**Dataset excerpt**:
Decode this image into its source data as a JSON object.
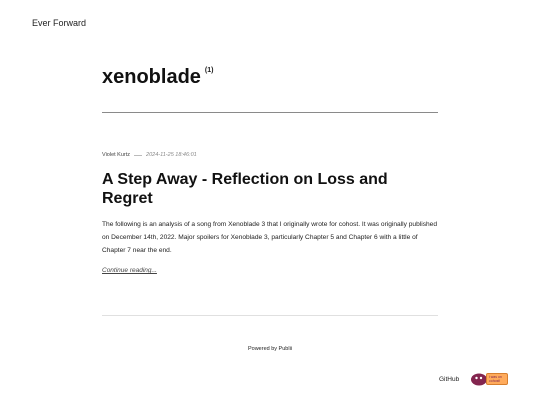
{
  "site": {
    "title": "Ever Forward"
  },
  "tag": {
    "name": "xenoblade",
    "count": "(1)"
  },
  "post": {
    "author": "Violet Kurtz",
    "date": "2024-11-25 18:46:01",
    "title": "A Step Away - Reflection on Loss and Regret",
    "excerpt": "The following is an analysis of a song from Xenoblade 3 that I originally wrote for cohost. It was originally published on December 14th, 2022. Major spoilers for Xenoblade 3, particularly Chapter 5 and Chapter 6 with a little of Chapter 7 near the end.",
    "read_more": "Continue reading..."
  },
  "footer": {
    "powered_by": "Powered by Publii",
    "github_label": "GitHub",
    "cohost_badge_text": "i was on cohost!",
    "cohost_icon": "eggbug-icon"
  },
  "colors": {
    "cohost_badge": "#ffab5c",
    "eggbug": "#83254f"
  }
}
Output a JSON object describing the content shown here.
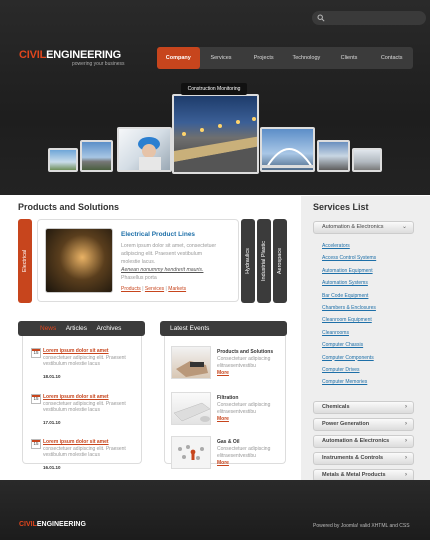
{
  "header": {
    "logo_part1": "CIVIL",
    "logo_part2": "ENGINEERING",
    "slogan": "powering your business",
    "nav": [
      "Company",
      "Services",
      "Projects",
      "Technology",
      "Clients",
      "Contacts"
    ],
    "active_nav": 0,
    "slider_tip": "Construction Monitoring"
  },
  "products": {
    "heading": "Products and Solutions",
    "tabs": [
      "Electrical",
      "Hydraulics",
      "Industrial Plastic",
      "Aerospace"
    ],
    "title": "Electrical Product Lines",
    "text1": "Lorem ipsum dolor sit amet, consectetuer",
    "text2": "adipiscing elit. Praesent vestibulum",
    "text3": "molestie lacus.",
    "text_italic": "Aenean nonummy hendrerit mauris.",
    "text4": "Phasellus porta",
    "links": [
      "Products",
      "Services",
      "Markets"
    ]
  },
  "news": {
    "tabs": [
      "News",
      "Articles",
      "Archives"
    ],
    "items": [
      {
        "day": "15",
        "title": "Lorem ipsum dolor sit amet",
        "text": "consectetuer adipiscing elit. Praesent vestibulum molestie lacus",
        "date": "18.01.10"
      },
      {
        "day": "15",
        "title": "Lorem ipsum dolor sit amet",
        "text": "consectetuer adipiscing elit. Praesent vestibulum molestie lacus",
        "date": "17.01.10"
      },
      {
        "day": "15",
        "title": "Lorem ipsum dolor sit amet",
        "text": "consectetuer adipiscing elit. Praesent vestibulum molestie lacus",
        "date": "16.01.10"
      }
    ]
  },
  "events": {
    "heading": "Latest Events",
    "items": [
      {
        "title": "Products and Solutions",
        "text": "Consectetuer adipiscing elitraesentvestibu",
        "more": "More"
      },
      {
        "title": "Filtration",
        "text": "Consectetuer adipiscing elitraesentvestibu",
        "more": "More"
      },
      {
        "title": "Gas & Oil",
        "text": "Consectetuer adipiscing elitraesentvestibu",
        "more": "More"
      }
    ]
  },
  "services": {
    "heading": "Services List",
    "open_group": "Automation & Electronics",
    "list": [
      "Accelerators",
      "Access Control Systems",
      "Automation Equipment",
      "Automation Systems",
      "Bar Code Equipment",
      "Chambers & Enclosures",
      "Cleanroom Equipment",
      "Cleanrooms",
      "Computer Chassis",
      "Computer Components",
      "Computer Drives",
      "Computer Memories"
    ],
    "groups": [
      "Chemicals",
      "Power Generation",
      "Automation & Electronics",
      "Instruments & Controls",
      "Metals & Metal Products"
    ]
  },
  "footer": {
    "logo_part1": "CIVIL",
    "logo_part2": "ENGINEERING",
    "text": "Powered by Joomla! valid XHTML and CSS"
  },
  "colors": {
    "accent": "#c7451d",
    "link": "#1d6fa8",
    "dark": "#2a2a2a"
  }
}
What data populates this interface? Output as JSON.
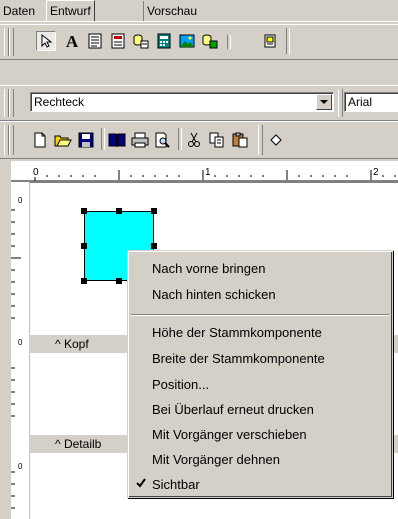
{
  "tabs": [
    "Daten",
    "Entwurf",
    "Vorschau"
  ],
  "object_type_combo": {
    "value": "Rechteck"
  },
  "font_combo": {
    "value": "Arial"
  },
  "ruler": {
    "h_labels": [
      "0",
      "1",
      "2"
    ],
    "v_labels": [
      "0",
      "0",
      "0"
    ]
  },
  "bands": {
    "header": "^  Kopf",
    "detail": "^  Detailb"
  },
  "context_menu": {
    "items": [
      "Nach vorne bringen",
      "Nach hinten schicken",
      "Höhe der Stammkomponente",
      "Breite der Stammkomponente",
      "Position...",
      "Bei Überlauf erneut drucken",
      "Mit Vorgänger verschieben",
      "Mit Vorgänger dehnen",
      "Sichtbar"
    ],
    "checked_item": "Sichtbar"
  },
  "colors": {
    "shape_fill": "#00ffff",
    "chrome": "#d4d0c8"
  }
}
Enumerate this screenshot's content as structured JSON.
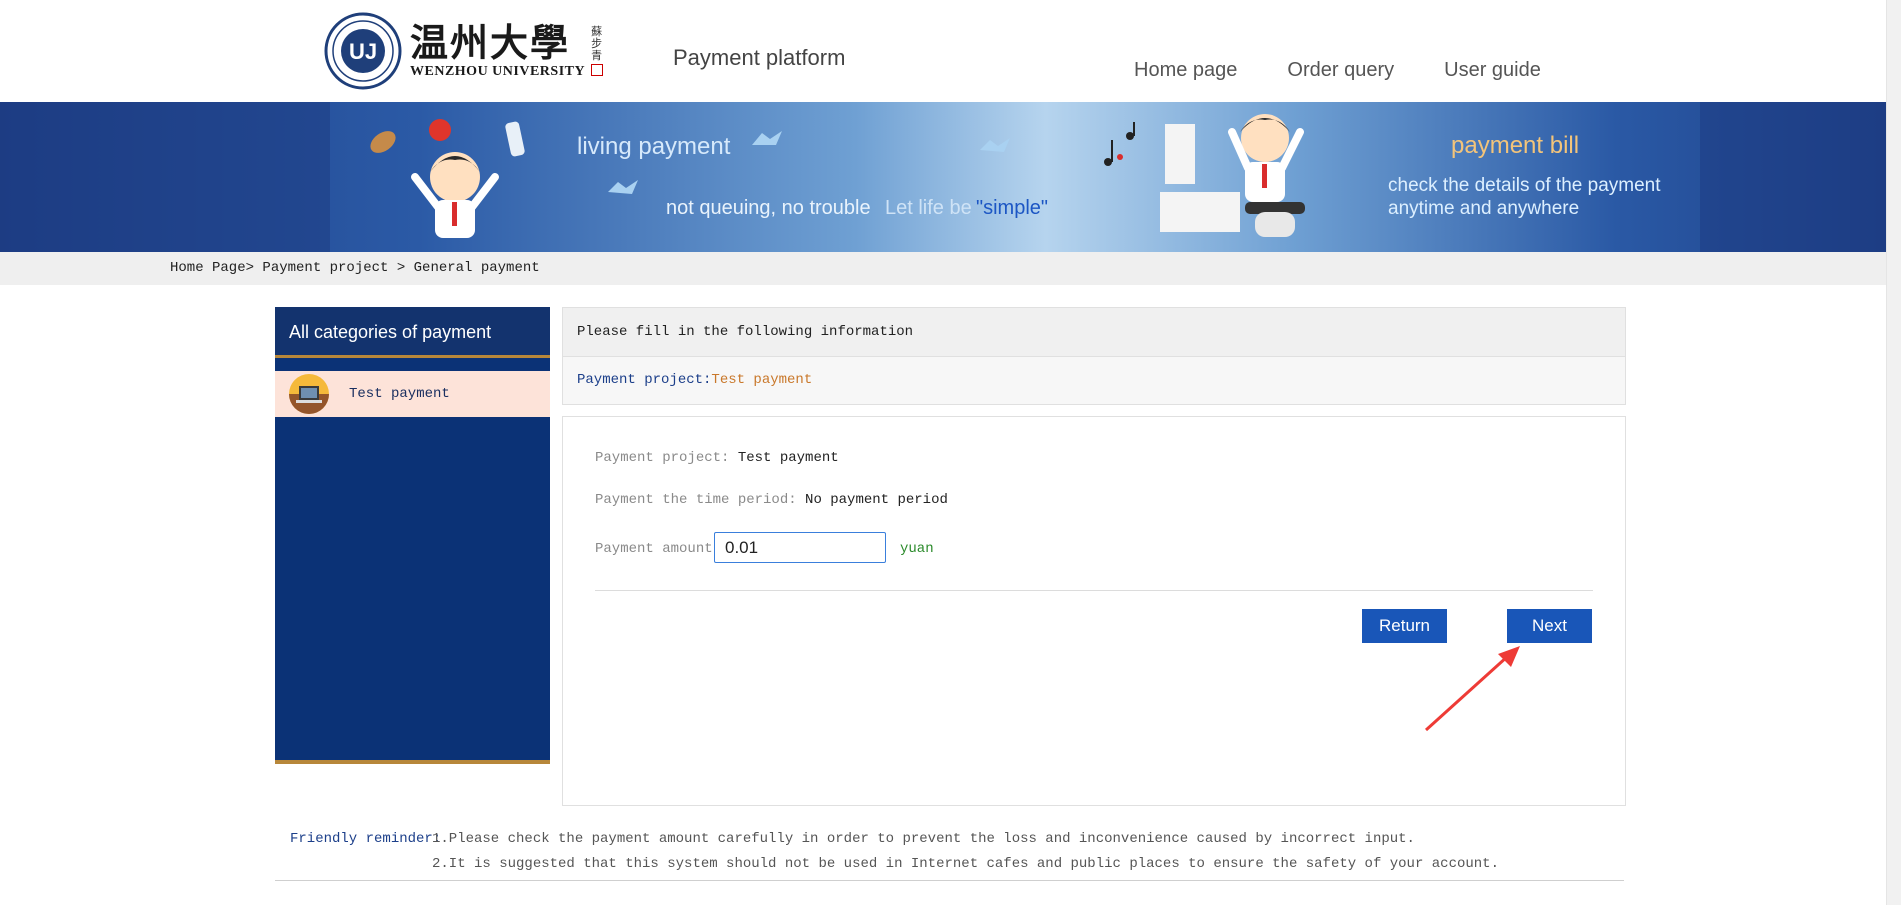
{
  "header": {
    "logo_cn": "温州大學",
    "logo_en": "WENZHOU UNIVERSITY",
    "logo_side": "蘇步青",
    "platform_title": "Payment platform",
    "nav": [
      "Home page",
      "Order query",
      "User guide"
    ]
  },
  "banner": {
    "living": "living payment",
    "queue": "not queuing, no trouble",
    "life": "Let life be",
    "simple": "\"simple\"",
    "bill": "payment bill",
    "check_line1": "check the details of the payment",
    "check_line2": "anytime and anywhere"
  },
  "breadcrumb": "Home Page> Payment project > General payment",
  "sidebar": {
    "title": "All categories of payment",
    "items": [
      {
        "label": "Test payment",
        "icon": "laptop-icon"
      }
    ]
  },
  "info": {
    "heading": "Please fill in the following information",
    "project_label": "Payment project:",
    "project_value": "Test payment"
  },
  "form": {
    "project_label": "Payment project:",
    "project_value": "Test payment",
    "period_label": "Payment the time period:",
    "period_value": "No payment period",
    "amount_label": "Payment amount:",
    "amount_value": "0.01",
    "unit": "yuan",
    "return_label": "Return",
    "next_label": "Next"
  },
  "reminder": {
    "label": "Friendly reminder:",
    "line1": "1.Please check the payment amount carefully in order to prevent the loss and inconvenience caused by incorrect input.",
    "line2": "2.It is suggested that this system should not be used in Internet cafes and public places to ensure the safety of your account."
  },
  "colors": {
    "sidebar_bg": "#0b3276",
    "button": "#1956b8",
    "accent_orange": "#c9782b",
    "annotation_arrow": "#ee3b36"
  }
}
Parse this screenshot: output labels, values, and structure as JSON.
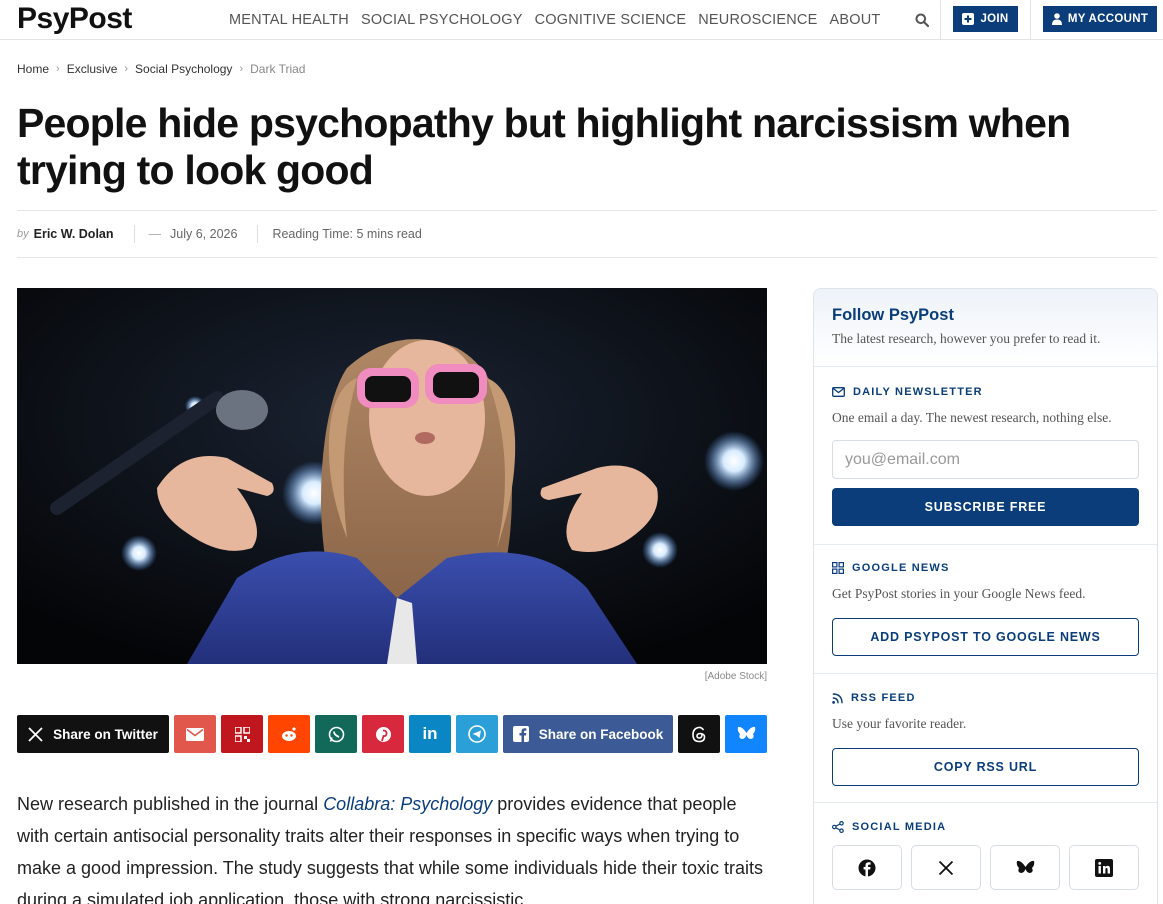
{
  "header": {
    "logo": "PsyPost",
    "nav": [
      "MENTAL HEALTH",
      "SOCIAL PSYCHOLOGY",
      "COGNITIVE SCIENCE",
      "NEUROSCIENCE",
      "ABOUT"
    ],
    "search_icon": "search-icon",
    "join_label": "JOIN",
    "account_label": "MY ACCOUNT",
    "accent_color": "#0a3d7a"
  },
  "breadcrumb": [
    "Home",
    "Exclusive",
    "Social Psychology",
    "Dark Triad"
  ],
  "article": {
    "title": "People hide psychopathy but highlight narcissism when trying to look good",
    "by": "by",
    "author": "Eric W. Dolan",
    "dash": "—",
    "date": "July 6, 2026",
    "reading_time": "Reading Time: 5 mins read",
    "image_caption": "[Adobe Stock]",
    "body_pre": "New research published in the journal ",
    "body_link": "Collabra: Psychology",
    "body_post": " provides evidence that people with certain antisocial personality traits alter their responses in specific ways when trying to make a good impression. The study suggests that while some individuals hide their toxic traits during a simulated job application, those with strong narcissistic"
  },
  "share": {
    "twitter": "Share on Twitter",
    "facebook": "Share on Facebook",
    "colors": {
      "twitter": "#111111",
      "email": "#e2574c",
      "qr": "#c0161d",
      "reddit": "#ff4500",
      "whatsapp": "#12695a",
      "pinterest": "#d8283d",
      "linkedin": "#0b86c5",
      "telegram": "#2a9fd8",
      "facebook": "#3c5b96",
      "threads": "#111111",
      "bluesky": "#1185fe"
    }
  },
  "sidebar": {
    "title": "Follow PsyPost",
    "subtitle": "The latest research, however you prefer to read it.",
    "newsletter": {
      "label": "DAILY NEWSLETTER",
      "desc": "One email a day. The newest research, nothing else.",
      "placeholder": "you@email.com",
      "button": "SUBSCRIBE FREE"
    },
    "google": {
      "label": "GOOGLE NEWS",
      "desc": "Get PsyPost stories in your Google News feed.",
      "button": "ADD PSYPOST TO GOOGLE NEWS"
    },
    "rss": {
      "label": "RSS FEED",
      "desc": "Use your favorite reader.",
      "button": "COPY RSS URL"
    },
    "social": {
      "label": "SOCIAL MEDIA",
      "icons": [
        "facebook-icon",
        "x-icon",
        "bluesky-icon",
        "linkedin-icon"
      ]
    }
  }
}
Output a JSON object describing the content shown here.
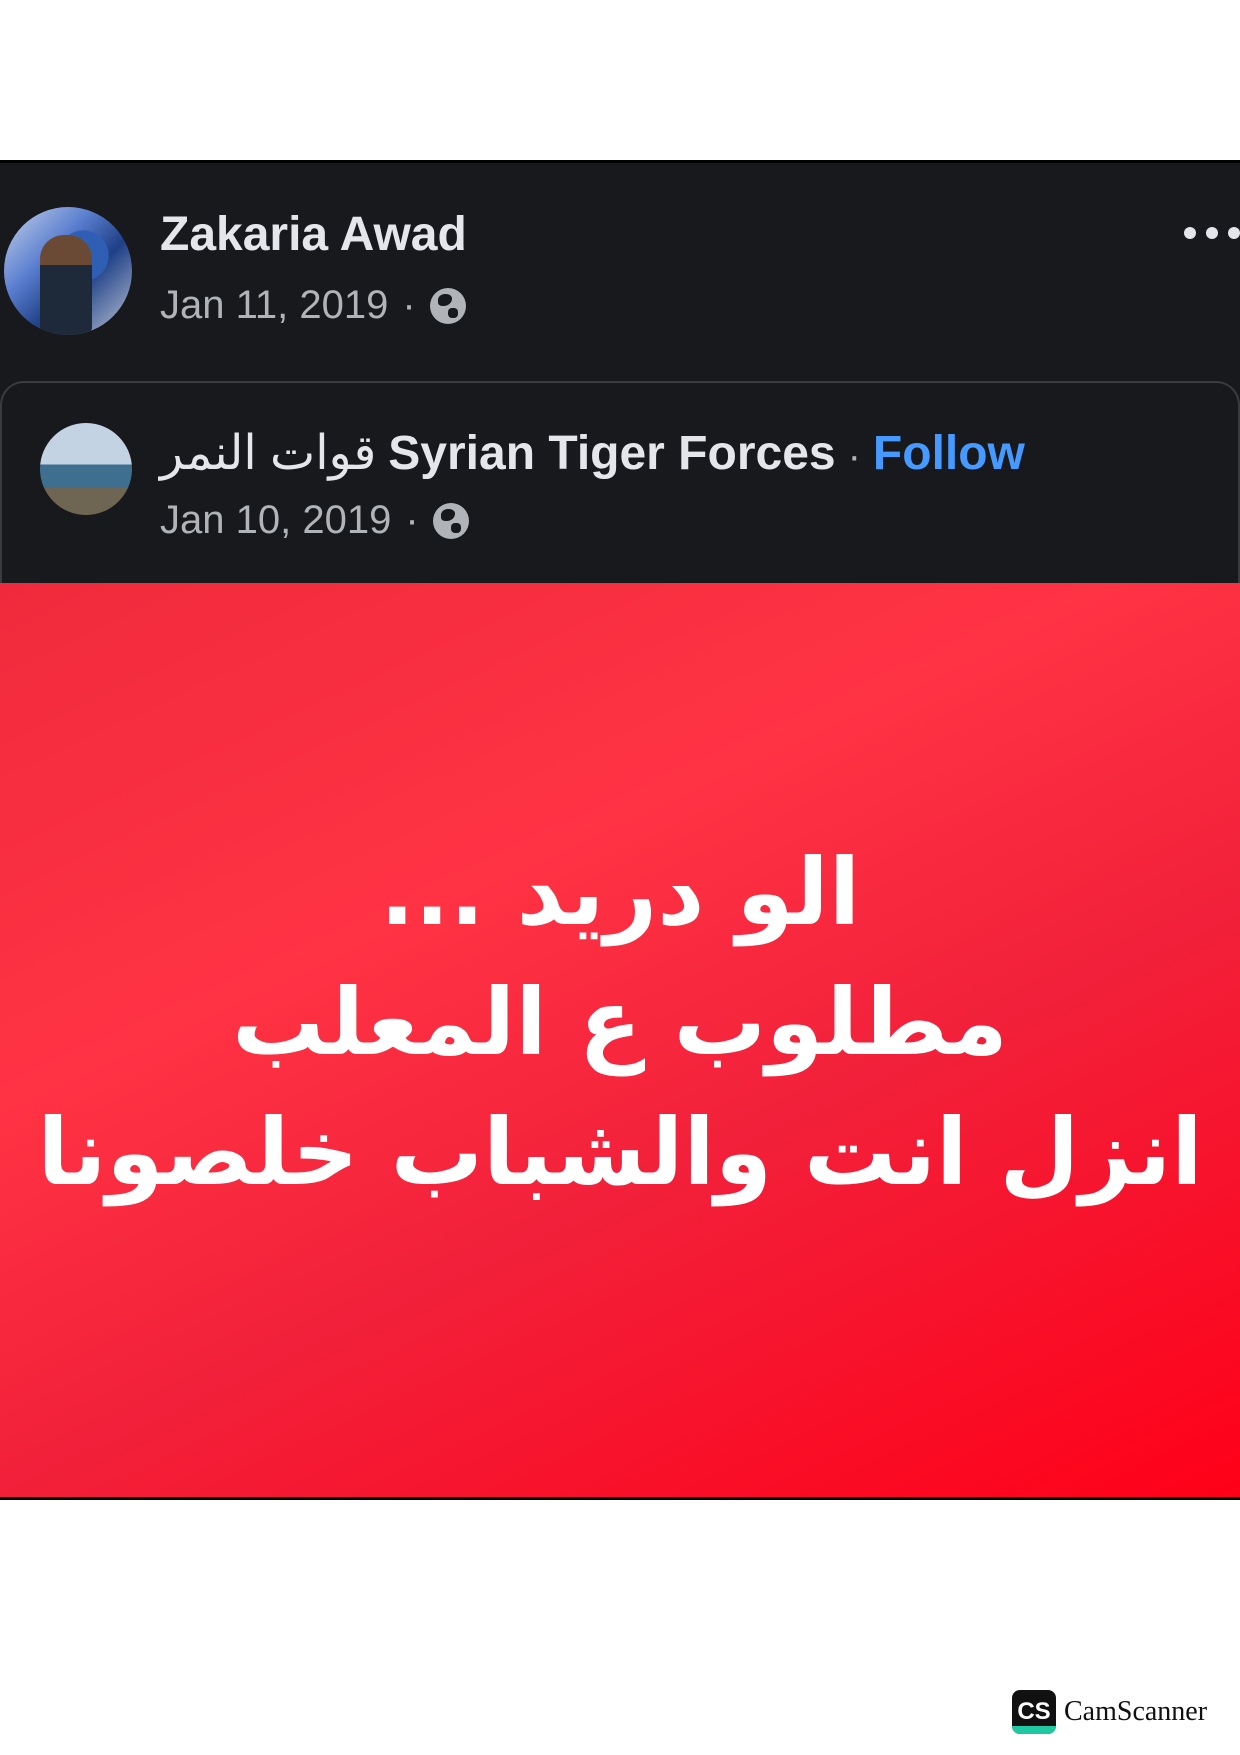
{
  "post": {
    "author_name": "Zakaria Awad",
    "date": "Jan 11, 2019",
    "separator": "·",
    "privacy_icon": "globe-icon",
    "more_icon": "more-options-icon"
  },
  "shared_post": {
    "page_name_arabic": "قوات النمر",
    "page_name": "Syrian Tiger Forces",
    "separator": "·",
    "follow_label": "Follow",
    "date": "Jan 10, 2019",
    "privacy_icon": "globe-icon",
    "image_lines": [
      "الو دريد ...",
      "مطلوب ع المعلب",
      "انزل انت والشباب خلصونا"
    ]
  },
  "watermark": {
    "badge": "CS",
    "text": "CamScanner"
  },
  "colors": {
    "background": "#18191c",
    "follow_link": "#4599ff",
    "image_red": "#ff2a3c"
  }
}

**Work required**:
Pick out and copy the lines of the entries that hold the string "JSON".

**Result of the exercise**:
Decode this image into its source data as a JSON object.
Output a JSON object describing the content shown here.
What data populates this interface? Output as JSON.
Enumerate this screenshot's content as structured JSON.
Parse this screenshot: output labels, values, and structure as JSON.
Output a JSON object describing the content shown here.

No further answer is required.